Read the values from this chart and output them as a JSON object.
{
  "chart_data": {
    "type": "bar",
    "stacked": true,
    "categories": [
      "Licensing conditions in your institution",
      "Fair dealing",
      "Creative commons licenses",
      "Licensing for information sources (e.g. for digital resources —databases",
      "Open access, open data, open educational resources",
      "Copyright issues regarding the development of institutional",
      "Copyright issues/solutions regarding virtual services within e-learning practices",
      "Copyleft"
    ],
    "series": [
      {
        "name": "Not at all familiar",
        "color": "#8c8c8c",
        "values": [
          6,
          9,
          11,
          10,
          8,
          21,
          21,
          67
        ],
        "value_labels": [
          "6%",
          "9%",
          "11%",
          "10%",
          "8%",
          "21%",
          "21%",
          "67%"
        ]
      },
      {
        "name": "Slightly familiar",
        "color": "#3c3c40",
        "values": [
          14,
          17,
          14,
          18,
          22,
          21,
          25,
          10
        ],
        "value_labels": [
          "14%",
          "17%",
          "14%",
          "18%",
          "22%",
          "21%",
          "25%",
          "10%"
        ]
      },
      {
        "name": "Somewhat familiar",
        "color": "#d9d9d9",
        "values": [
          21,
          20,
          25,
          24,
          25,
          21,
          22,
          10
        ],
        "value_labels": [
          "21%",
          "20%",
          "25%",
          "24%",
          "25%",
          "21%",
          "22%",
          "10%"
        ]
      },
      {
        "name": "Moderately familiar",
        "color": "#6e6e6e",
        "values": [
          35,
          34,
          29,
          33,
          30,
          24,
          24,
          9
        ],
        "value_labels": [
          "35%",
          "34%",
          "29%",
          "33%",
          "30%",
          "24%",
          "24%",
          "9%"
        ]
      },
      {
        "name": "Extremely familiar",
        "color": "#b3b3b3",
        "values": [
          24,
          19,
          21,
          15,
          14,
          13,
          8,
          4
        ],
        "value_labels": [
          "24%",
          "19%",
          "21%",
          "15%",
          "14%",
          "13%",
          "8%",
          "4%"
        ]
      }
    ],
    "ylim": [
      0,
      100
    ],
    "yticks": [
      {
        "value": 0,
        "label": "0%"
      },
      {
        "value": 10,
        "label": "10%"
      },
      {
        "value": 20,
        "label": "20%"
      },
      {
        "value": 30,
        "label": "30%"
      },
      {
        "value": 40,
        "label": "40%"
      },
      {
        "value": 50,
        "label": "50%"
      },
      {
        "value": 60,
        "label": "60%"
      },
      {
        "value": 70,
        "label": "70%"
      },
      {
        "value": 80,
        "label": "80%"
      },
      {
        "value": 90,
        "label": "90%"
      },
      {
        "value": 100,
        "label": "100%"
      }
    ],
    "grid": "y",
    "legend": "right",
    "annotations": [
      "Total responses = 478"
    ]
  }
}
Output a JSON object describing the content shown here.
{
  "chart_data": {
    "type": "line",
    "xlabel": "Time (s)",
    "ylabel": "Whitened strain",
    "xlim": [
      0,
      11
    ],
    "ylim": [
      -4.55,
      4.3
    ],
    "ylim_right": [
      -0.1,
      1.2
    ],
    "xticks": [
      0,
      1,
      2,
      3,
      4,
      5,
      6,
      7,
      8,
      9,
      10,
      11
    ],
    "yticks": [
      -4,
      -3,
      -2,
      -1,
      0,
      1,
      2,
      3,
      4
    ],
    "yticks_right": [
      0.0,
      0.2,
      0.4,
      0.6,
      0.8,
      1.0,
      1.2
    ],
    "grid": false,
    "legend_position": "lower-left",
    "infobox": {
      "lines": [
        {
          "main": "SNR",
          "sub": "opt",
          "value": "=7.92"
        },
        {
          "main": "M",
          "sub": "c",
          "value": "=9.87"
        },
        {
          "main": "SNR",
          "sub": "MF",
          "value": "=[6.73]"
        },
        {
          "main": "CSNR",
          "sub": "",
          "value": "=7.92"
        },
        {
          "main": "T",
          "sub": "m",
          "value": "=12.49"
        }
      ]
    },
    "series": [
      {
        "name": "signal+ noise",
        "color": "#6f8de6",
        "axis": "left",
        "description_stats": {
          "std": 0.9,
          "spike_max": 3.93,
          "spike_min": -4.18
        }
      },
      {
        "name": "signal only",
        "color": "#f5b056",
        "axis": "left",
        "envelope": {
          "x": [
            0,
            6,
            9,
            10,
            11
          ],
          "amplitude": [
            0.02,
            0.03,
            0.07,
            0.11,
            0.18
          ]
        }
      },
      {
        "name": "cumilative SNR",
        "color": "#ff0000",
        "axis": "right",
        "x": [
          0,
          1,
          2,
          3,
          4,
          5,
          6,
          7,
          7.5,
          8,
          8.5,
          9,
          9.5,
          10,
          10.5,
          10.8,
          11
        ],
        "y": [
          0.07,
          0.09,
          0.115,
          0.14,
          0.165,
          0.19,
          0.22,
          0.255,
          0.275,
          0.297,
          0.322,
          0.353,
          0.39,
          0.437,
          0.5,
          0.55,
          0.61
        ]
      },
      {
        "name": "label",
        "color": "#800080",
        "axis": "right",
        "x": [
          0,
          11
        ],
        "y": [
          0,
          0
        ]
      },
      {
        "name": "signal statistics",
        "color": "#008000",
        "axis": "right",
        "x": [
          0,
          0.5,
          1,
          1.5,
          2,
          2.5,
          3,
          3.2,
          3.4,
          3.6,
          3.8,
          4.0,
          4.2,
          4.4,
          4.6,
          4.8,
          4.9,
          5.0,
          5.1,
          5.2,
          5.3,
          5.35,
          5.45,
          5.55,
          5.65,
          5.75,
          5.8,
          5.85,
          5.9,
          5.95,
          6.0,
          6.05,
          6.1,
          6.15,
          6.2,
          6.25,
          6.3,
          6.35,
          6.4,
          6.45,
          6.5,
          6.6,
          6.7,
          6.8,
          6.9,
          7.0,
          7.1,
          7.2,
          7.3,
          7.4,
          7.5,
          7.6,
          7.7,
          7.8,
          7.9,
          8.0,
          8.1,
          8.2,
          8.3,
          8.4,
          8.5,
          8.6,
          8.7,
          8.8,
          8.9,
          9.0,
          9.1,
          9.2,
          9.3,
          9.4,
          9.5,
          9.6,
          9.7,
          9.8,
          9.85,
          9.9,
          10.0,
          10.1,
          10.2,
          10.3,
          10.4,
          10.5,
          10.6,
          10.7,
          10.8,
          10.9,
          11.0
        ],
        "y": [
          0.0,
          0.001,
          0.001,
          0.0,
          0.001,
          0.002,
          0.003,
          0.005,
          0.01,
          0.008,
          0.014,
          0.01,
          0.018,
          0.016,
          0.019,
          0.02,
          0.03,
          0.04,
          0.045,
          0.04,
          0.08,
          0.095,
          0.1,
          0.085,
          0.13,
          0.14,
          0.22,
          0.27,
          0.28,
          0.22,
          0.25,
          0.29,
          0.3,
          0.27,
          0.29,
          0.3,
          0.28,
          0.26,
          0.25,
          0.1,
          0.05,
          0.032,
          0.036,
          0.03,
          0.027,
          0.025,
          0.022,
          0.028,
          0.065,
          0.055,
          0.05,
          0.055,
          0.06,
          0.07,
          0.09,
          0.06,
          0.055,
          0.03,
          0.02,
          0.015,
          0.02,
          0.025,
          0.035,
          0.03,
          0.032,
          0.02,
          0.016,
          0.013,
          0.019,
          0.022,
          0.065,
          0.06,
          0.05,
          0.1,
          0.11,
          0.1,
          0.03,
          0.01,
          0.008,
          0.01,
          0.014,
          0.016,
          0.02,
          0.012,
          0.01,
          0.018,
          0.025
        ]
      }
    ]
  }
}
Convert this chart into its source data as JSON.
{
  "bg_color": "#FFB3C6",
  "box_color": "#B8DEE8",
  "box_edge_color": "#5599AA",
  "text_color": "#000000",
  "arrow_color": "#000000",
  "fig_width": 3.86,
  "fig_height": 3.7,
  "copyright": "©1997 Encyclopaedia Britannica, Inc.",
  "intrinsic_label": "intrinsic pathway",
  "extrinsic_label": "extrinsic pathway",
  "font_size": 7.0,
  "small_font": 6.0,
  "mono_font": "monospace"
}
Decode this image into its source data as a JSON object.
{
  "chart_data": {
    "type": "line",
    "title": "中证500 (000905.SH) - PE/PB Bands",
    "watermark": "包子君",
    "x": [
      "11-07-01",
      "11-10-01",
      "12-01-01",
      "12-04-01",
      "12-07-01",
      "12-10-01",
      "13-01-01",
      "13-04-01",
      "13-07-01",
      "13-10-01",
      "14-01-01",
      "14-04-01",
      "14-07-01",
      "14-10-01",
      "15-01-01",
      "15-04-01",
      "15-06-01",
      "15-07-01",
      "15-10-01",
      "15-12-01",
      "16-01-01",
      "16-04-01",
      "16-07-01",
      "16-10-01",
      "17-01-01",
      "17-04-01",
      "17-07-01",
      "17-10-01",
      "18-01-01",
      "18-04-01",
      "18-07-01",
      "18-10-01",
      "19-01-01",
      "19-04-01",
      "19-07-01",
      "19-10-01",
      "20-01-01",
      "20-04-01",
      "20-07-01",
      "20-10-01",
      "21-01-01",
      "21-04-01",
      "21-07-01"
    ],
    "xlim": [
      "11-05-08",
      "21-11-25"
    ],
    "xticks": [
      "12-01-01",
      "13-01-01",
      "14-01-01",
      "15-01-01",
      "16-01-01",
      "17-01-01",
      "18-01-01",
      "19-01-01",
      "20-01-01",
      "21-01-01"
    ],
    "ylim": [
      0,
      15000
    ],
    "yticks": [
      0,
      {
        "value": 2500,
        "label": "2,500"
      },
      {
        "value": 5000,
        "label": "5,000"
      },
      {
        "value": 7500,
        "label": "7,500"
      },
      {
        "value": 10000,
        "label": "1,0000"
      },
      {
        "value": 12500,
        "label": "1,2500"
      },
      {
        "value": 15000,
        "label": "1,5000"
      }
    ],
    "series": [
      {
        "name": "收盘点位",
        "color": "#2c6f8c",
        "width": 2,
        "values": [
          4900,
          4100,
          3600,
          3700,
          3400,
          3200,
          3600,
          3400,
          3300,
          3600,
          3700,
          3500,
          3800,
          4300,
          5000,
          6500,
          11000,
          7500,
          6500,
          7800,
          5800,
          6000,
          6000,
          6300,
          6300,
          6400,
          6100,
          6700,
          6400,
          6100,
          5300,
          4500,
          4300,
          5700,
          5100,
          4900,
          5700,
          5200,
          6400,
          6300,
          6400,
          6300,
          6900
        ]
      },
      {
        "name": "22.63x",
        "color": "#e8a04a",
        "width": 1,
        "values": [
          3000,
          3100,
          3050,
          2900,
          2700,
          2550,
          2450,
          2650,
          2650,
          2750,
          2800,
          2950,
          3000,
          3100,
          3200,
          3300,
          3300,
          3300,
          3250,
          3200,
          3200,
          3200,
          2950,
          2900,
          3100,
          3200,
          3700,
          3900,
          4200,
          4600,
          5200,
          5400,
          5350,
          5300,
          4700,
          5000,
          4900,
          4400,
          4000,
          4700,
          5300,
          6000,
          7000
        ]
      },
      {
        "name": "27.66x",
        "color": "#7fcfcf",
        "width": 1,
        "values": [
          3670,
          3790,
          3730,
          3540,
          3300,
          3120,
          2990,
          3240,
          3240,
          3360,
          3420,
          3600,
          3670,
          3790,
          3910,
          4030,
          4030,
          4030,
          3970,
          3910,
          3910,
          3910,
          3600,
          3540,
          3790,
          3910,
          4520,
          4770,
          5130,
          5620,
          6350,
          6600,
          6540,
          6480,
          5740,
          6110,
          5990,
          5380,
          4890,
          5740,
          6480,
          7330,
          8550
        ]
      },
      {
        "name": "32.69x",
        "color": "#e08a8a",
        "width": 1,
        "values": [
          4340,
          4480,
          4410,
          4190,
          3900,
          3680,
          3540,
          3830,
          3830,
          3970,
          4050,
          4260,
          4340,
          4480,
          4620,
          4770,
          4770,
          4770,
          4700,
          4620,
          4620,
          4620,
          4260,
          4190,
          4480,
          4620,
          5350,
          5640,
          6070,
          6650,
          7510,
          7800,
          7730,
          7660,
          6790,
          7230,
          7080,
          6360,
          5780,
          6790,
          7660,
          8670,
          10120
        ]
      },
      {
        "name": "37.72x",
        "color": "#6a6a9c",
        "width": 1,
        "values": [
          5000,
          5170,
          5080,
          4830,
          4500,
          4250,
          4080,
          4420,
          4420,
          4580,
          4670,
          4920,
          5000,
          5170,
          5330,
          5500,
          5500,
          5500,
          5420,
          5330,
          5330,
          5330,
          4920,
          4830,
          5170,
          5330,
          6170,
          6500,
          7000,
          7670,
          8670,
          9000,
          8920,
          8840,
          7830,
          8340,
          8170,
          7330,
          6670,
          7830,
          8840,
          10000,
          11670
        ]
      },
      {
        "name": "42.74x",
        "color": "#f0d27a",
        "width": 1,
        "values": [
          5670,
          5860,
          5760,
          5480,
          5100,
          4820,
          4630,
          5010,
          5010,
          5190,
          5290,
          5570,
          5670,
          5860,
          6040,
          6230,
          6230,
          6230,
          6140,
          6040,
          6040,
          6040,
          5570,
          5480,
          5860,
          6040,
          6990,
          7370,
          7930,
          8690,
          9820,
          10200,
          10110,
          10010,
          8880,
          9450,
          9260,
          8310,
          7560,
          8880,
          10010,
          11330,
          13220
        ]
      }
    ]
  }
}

────────────────────────────────────────

From the records given above, copy all lines containing "main".

          "main": "SNR",
          "main": "M",
          "main": "SNR",
          "main": "CSNR",
          "main": "T",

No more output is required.